--- BEGIN Dataset extract ---
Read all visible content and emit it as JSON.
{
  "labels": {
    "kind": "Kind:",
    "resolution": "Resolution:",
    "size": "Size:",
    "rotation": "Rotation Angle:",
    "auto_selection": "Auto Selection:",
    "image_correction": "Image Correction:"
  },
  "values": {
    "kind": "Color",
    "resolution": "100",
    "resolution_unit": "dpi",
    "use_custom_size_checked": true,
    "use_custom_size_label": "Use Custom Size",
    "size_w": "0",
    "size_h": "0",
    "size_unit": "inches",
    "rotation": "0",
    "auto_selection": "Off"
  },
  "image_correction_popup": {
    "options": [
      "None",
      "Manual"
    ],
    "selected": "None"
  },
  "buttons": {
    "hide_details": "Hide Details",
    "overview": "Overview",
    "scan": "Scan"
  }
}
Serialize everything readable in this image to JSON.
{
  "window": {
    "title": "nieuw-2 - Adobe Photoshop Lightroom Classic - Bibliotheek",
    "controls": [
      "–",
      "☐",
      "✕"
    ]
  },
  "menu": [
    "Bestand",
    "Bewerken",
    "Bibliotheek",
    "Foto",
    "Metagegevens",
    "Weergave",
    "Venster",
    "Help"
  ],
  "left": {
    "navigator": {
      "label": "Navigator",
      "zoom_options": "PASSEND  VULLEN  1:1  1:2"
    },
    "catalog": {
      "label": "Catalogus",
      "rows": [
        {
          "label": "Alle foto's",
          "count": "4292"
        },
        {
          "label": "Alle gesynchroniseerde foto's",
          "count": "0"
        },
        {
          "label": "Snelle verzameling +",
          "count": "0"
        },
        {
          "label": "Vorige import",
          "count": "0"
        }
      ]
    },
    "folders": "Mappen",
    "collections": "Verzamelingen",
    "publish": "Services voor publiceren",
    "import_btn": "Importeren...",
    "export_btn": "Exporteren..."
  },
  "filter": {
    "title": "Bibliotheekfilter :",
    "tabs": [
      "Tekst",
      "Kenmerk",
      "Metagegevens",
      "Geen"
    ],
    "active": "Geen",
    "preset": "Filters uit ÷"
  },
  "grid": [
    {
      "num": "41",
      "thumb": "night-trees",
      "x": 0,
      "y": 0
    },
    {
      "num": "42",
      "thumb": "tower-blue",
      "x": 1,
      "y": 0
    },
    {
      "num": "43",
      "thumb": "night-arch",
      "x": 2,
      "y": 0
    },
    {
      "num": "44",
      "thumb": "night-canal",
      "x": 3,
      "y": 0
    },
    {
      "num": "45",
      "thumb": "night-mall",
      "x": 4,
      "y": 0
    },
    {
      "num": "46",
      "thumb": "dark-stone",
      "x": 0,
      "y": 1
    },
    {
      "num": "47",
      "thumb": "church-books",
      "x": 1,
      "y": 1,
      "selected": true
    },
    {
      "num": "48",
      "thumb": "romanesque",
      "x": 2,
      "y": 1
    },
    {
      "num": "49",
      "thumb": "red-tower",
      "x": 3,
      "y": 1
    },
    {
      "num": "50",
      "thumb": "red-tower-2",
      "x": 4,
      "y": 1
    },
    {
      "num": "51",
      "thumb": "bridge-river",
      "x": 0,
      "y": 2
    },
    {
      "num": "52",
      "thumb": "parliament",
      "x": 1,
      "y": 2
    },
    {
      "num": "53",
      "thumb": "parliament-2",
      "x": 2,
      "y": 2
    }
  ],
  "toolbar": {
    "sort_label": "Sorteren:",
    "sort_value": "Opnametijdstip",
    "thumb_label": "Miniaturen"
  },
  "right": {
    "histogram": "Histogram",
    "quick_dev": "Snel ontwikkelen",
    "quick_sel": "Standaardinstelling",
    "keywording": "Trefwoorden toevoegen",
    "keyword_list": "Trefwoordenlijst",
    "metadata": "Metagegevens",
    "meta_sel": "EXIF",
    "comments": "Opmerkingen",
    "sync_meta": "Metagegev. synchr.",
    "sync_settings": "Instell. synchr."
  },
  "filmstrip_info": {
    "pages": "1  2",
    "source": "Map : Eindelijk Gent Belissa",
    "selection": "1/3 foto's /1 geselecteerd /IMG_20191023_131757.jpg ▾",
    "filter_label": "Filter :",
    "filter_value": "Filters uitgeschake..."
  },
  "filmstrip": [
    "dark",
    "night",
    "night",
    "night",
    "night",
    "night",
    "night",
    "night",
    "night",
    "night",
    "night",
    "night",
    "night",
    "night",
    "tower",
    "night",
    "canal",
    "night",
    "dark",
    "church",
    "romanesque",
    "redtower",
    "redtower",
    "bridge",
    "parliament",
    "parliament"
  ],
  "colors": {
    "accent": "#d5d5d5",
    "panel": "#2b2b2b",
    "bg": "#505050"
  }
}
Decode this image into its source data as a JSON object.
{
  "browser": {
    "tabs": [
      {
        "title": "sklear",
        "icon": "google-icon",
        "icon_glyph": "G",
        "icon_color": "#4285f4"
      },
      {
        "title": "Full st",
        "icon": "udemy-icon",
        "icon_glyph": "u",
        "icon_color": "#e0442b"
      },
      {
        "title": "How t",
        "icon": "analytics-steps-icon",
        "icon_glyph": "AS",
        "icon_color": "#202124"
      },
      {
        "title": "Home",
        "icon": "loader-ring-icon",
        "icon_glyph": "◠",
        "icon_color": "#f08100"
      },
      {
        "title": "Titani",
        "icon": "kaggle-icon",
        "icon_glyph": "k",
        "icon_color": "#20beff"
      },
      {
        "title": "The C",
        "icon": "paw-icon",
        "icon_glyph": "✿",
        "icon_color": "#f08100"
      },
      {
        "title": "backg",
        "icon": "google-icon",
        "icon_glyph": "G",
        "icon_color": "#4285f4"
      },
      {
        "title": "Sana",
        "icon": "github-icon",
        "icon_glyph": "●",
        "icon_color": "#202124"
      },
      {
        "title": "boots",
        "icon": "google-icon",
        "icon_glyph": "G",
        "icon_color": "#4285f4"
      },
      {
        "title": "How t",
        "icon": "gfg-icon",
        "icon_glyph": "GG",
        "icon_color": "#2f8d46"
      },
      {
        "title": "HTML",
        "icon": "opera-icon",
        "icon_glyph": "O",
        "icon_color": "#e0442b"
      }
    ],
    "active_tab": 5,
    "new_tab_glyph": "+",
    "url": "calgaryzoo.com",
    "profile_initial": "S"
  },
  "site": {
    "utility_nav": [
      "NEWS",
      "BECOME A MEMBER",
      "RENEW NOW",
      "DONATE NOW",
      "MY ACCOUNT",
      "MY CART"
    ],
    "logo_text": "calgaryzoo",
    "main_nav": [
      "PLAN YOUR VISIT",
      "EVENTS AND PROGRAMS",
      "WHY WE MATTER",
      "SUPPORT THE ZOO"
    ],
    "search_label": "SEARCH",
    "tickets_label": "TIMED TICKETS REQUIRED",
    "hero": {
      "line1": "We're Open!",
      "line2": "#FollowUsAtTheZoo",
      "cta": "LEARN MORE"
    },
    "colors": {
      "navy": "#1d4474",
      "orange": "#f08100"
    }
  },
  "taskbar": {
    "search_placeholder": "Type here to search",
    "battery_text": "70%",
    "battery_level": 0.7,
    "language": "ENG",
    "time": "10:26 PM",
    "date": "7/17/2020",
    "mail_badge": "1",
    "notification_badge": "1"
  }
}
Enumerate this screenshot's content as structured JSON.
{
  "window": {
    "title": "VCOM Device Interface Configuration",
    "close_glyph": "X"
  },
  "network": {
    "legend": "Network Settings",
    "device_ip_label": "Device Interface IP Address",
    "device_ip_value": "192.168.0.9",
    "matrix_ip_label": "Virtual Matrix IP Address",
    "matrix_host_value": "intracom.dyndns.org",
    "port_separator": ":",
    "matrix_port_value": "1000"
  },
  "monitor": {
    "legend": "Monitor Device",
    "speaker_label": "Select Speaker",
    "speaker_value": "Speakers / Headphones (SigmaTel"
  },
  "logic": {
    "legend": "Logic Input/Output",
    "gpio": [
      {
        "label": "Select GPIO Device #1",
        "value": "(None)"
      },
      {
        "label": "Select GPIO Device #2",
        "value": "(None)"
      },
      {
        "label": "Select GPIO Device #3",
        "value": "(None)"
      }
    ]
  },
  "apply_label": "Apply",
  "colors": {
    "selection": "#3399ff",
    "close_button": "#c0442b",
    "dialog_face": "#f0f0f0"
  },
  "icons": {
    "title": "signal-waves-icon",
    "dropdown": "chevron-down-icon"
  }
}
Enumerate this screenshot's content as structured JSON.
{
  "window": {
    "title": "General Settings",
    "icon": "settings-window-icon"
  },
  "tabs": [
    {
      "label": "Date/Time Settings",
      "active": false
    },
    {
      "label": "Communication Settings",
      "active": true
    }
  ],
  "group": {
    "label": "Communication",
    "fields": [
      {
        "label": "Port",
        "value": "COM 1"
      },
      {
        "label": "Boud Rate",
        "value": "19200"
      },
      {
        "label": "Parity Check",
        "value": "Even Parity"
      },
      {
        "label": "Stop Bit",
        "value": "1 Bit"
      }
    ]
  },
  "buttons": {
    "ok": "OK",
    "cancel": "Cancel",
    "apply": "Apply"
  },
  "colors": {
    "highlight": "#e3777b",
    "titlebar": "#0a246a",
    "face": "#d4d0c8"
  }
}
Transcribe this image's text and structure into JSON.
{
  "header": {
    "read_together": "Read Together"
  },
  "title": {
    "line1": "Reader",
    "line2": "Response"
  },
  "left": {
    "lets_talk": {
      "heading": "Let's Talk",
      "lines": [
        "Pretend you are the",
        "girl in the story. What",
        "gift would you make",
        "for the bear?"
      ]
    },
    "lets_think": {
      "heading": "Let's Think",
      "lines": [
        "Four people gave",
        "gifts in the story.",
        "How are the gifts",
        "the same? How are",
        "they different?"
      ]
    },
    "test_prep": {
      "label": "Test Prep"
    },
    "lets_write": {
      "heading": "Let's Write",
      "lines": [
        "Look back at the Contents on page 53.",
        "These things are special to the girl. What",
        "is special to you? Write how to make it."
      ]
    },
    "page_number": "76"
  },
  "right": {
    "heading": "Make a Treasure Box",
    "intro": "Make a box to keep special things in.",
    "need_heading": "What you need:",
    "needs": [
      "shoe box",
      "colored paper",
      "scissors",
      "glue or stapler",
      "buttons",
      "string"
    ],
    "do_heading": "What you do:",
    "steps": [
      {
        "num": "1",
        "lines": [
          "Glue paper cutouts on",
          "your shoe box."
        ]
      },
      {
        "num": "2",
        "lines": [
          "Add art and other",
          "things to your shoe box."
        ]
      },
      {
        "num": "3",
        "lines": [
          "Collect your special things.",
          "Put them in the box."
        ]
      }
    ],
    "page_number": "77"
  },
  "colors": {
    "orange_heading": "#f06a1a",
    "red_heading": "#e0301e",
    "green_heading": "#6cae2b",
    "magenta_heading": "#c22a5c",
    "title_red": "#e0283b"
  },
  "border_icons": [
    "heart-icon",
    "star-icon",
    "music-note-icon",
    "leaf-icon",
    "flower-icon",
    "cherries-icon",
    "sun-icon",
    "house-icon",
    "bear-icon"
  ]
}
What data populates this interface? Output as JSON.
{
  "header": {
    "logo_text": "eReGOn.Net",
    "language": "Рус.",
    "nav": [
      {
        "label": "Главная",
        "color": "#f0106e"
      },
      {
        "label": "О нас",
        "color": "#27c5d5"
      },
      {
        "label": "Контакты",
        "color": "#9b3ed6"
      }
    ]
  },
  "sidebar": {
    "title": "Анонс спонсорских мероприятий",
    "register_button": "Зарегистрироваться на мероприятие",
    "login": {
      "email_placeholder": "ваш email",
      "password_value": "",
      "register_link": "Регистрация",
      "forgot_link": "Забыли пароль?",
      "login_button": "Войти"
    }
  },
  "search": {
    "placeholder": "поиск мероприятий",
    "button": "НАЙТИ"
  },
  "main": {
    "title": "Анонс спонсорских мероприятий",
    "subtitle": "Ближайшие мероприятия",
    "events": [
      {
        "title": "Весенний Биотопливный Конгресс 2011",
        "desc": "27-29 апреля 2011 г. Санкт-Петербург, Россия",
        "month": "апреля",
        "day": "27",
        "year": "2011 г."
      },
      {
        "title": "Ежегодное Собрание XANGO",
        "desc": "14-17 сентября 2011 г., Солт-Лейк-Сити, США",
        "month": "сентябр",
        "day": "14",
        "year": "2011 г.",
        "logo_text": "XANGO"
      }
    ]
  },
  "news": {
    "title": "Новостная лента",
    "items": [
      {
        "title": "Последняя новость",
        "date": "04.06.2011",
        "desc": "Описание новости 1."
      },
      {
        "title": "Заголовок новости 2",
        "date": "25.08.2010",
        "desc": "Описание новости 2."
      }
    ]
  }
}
--- END Dataset extract ---
The problem:
Report each line in the preceding entries that holds the string "parliament".

Task result:
      "thumb": "parliament",
      "thumb": "parliament-2",
    "parliament",
    "parliament"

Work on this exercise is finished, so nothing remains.